▶ _What the task asks_: Repeat the whole listing exactly.

(Raw records)
○ ○ ○

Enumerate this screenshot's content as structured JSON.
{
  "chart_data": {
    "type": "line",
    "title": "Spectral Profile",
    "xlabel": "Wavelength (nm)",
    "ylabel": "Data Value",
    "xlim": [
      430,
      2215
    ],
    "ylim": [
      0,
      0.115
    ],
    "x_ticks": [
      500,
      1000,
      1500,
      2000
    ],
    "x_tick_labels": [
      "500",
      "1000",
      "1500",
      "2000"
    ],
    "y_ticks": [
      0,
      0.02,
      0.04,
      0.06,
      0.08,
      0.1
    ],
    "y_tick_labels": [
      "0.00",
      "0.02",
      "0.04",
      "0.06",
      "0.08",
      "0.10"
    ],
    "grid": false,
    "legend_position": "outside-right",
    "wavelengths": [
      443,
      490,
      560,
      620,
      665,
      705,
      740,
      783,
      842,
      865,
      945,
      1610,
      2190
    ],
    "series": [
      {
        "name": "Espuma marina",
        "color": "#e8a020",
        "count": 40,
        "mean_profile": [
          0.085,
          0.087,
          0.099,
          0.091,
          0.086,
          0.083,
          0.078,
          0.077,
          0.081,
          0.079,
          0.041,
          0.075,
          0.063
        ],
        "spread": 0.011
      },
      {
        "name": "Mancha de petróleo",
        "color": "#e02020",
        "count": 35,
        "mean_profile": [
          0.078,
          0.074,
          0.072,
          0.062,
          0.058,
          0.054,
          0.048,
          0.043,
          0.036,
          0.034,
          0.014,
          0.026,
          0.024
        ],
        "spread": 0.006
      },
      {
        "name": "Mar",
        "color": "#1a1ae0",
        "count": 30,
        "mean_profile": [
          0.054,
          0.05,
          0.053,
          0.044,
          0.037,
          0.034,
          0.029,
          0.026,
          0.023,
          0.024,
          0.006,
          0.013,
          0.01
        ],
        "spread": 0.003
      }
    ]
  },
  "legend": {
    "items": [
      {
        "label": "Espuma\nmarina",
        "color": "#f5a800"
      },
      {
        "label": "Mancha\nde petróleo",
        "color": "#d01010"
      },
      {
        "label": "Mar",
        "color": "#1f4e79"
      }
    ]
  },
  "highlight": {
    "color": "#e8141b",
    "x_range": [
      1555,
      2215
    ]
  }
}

○ ○ ○

▶ _Task answer_:
Enumerate this screenshot's content as structured JSON.
{
  "chart_data": {
    "type": "line",
    "title": "Spectral Profile",
    "xlabel": "Wavelength (nm)",
    "ylabel": "Data Value",
    "xlim": [
      430,
      2215
    ],
    "ylim": [
      0,
      0.115
    ],
    "x_ticks": [
      500,
      1000,
      1500,
      2000
    ],
    "x_tick_labels": [
      "500",
      "1000",
      "1500",
      "2000"
    ],
    "y_ticks": [
      0,
      0.02,
      0.04,
      0.06,
      0.08,
      0.1
    ],
    "y_tick_labels": [
      "0.00",
      "0.02",
      "0.04",
      "0.06",
      "0.08",
      "0.10"
    ],
    "grid": false,
    "legend_position": "outside-right",
    "wavelengths": [
      443,
      490,
      560,
      620,
      665,
      705,
      740,
      783,
      842,
      865,
      945,
      1610,
      2190
    ],
    "series": [
      {
        "name": "Espuma marina",
        "color": "#e8a020",
        "count": 40,
        "mean_profile": [
          0.085,
          0.087,
          0.099,
          0.091,
          0.086,
          0.083,
          0.078,
          0.077,
          0.081,
          0.079,
          0.041,
          0.075,
          0.063
        ],
        "spread": 0.011
      },
      {
        "name": "Mancha de petróleo",
        "color": "#e02020",
        "count": 35,
        "mean_profile": [
          0.078,
          0.074,
          0.072,
          0.062,
          0.058,
          0.054,
          0.048,
          0.043,
          0.036,
          0.034,
          0.014,
          0.026,
          0.024
        ],
        "spread": 0.006
      },
      {
        "name": "Mar",
        "color": "#1a1ae0",
        "count": 30,
        "mean_profile": [
          0.054,
          0.05,
          0.053,
          0.044,
          0.037,
          0.034,
          0.029,
          0.026,
          0.023,
          0.024,
          0.006,
          0.013,
          0.01
        ],
        "spread": 0.003
      }
    ]
  },
  "legend": {
    "items": [
      {
        "label": "Espuma\nmarina",
        "color": "#f5a800"
      },
      {
        "label": "Mancha\nde petróleo",
        "color": "#d01010"
      },
      {
        "label": "Mar",
        "color": "#1f4e79"
      }
    ]
  },
  "highlight": {
    "color": "#e8141b",
    "x_range": [
      1555,
      2215
    ]
  }
}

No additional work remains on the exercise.